» INSTRUCTIONS:
1. Using the East Henderson High School article, decide whether each statement agrees with it: (a) the school was built in 1960; (b) the school serves students in grades six through twelve; (c) the school was a filming location for the film Heavyweights. For each, answer yes or no and quote the words of the article that settle it.
2. Change "mascot" to "emblem" in the part of the East Henderson High School article starting with "East Henderson High School is" and going on through "and surrounding areas.", and give that part again.

» PASSAGE FOR REVIEW:
━━━━━━━━━━
Location
- 150 Eagle Pride Dr East Flat Rock, North Carolina 28726 United States 35°17′51″N 82°25′27″W﻿ / ﻿35.2976166°N 82.4242852°W

Information
- School district: Henderson County Public Schools
- Category: Public
- CEEB code: 341335
- NCES School ID: 370210000915
- Principal: Brandon Scott
- Teaching staff: 60.97 (FTE)
- Grades: 9–12
- Enrollment: 968 (2023-2024)
- Student to teacher ratio: 15.88
- Colors: Green and white
- Website: hendersoncountypublicschoolsnc.org/ehh/

= East Henderson High School =

American public school in North Carolina

East Henderson High School is a public high school in East Flat Rock, North Carolina. The school was built in 1960. As of the 2016–2017 school year the student population was 905 with 64 classroom teachers. East Henderson High is part of the Henderson County Public Schools district. The school serves students in grades nine through twelve. The mascot is an eagle and the colors are green, white and unofficially, black. The school is located at 150 Eagle Pride Drive in East Flat Rock. It is commonly known as "East" by residents in Hendersonville/Flat Rock and surrounding areas.

== In popular culture ==
School was used as a filming location in the Walt Disney Studios film Heavyweights in 1994.
━━━━━━━━━━
» EXTRACTED ENTRIES:
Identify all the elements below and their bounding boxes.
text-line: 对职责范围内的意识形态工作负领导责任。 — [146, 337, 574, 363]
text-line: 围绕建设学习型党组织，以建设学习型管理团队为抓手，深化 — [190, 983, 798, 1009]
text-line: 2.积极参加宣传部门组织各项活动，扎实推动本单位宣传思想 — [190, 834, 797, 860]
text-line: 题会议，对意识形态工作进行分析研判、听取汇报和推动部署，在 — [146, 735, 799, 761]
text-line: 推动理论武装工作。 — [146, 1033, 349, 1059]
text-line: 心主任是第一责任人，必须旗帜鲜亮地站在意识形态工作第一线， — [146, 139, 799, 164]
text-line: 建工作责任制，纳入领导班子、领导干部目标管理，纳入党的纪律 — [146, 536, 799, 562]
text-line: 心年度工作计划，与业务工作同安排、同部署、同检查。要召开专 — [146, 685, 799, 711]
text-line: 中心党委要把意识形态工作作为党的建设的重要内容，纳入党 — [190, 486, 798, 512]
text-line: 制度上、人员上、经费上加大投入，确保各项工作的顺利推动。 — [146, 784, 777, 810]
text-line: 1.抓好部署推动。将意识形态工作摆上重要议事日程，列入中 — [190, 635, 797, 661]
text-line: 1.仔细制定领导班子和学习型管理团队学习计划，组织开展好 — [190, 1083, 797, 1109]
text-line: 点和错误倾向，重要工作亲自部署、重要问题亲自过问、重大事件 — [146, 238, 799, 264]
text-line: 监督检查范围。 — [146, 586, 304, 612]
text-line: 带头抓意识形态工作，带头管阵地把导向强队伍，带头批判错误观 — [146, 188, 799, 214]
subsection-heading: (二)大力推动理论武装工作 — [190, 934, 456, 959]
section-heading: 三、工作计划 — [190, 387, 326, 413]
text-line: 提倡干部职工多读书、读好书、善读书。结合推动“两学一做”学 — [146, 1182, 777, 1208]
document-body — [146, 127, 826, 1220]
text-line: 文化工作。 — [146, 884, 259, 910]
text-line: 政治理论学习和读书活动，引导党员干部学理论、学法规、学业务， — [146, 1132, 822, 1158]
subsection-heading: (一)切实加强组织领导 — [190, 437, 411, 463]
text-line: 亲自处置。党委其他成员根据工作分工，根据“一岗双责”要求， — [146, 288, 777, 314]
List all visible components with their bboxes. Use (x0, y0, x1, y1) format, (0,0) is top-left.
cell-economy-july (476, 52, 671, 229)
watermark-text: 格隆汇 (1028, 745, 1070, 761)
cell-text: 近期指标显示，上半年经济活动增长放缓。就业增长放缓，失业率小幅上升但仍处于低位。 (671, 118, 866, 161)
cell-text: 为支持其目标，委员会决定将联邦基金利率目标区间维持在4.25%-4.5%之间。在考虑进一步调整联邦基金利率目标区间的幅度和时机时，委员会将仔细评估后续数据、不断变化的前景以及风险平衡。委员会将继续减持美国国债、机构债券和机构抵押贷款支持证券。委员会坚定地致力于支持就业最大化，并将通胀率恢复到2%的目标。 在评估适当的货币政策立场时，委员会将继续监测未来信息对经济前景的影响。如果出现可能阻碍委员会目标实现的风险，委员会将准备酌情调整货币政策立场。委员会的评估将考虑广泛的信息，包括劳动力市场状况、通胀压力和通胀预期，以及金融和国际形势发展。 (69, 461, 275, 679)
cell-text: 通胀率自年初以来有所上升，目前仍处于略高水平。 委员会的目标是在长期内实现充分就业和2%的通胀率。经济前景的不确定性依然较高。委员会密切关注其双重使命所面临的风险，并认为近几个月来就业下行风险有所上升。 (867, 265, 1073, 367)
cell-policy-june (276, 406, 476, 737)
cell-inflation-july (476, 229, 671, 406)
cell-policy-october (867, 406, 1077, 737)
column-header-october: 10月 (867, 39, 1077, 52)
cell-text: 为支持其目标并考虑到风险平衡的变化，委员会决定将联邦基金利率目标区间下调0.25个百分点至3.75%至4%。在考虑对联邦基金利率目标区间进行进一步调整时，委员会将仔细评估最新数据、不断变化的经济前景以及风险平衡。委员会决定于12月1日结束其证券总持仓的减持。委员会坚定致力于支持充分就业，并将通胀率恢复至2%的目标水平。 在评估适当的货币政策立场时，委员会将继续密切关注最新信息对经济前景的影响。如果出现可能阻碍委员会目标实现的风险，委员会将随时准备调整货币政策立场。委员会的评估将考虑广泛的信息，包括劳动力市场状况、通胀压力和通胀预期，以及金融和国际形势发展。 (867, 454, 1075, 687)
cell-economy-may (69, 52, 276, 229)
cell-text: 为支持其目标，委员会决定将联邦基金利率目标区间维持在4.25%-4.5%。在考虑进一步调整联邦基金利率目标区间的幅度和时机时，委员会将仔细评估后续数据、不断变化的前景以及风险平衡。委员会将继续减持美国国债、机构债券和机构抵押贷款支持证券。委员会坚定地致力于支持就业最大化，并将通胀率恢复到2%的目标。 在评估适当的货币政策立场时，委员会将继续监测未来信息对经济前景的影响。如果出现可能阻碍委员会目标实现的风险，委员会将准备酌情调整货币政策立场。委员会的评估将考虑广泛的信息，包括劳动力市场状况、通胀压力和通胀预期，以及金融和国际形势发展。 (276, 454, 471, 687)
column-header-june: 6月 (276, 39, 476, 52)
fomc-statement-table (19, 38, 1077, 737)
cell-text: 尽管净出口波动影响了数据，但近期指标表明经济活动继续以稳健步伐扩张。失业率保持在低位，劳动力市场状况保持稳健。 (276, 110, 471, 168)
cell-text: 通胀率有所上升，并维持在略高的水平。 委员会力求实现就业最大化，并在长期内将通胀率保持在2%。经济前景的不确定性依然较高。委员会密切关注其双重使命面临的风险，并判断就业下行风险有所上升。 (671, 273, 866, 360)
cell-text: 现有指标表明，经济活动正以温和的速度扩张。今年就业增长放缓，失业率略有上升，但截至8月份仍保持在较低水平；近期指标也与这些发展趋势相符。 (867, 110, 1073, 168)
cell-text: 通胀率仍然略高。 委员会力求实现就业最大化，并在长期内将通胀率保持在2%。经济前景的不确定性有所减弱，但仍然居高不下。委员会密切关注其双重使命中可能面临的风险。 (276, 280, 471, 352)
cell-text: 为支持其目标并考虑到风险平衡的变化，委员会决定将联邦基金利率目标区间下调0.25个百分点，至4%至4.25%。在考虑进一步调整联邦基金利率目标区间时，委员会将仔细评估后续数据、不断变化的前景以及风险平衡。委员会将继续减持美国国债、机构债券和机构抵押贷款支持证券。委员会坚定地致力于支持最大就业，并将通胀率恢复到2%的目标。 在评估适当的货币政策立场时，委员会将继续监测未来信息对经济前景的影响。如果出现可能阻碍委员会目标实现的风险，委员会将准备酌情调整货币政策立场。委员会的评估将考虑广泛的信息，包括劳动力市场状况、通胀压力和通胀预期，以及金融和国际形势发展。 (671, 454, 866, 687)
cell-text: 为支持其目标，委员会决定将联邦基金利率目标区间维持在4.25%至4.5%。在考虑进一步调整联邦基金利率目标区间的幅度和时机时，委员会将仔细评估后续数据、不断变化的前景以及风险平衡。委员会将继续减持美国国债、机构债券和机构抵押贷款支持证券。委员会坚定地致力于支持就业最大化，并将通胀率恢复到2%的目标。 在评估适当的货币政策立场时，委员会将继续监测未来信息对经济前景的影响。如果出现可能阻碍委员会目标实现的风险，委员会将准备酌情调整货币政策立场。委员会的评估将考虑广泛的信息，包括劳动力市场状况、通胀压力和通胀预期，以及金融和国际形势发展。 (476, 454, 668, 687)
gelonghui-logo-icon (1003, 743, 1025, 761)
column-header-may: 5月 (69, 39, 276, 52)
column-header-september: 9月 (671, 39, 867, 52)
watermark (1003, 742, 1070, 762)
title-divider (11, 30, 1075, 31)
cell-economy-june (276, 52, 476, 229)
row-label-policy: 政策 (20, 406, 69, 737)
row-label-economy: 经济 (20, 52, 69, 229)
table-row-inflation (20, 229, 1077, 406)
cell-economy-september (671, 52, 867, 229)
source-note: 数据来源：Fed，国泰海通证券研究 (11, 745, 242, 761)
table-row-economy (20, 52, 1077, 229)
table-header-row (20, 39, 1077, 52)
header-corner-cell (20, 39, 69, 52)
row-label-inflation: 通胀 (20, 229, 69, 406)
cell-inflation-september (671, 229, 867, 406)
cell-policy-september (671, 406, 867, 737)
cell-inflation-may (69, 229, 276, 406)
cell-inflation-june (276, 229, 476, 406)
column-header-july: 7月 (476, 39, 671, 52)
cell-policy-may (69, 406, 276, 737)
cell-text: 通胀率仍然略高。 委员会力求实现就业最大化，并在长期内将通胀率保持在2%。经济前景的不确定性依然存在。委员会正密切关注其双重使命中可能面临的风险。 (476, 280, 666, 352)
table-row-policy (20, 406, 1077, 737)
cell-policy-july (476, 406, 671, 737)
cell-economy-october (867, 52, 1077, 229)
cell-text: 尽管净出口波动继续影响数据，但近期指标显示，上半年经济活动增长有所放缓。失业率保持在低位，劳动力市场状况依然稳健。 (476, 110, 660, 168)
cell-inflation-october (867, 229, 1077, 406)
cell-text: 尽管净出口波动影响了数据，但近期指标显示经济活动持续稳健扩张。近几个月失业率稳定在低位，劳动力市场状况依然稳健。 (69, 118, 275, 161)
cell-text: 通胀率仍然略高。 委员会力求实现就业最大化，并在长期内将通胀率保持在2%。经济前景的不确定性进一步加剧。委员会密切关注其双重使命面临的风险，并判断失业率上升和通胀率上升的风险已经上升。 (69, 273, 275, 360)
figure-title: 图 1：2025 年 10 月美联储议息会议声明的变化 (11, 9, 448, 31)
━━━━━━━━━━
» RESPONSES IN ORDER:
1.
(a) Yes: "The school was built in 1960."
(b) No: "The school serves students in grades nine through twelve."
(c) Yes: "School was used as a filming location in the Walt Disney Studios film Heavyweights in 1994."

2.
East Henderson High School is a public high school in East Flat Rock, North Carolina. The school was built in 1960. As of the 2016–2017 school year the student population was 905 with 64 classroom teachers. East Henderson High is part of the Henderson County Public Schools district. The school serves students in grades nine through twelve. The emblem is an eagle and the colors are green, white and unofficially, black. The school is located at 150 Eagle Pride Drive in East Flat Rock. It is commonly known as "East" by residents in Hendersonville/Flat Rock and surrounding areas.